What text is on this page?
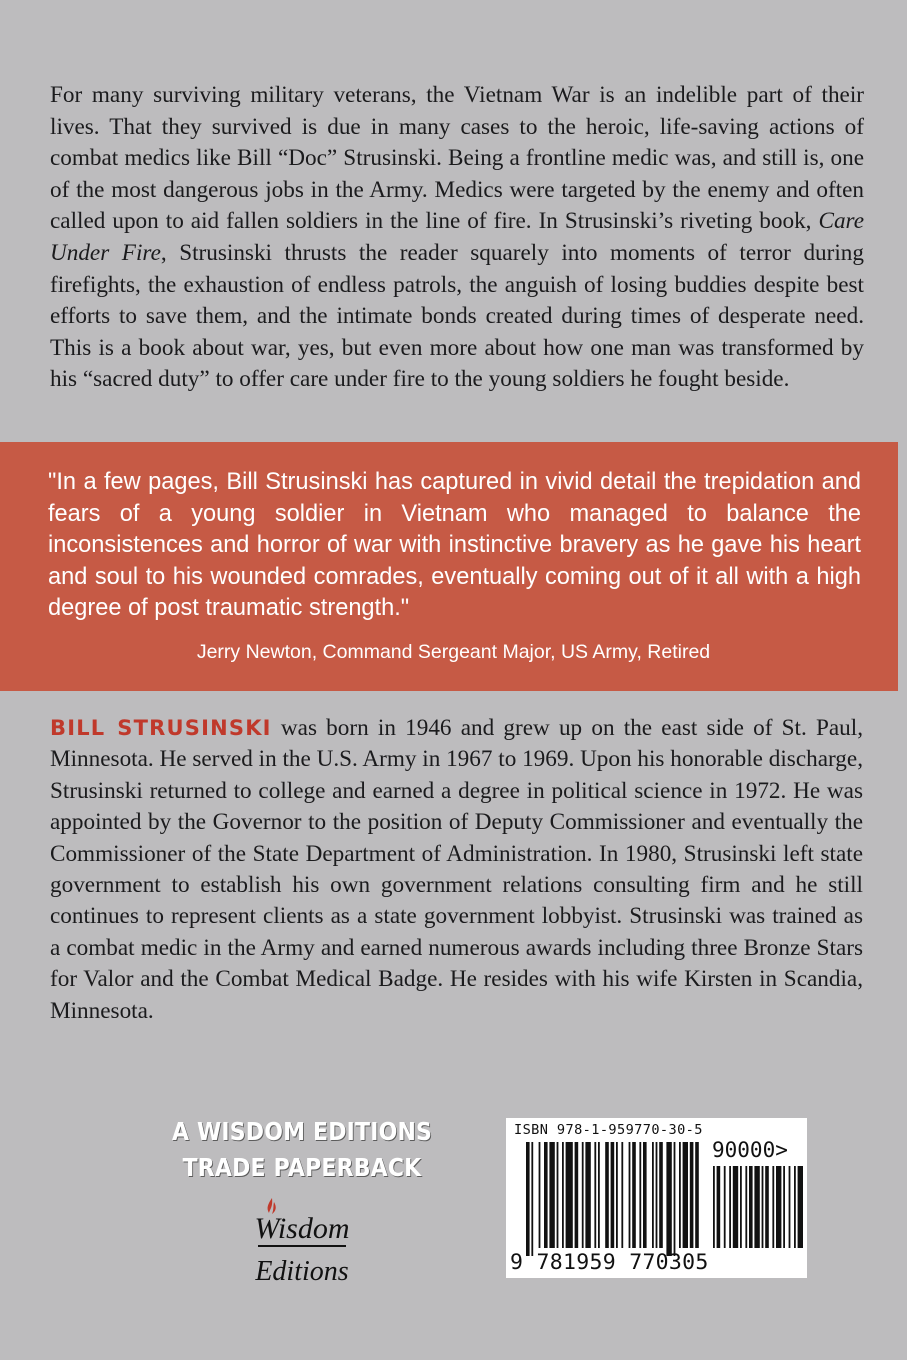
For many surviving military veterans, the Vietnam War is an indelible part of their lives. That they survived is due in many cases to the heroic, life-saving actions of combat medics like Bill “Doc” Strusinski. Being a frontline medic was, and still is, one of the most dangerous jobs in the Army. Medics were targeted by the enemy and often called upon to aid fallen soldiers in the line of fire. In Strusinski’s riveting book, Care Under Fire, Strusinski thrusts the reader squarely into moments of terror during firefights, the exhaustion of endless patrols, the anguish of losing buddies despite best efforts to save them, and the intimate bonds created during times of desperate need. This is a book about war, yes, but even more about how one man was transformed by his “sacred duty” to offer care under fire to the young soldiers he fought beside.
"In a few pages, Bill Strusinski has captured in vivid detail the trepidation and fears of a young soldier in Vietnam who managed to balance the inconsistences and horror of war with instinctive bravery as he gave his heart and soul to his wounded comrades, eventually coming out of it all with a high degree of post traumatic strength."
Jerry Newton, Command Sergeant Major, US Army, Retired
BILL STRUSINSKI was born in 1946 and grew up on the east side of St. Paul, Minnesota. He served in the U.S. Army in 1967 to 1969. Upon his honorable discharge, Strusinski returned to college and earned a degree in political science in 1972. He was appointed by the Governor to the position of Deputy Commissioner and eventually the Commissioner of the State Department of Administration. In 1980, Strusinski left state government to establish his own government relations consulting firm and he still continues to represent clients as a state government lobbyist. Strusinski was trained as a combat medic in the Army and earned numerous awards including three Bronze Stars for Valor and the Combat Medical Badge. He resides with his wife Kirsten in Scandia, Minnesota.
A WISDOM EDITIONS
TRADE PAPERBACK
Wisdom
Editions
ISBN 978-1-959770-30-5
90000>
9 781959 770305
● ● ●
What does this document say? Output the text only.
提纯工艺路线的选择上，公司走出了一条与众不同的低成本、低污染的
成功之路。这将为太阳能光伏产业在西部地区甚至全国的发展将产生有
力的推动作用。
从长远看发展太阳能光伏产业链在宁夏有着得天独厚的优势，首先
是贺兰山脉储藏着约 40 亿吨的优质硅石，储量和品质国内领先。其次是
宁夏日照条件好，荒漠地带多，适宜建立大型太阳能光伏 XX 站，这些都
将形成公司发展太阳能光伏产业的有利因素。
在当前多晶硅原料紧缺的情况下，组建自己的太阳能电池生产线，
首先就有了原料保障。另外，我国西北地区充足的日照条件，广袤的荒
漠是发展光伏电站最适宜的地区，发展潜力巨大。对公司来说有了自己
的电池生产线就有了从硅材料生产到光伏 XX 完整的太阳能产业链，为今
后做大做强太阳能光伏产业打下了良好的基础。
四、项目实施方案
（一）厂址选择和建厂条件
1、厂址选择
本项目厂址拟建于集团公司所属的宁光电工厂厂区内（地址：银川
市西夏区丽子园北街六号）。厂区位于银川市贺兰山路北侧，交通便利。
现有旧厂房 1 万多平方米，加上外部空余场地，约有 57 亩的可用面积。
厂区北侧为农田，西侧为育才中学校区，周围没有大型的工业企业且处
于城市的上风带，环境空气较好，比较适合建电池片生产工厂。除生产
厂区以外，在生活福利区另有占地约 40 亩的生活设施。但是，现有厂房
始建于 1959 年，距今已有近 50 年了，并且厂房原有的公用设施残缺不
● ● ●
**Request**:
Copy out each line of the material that holds the word "What".

**Answer to the problem**:
What text is on this page?
What does this document say? Output the text only.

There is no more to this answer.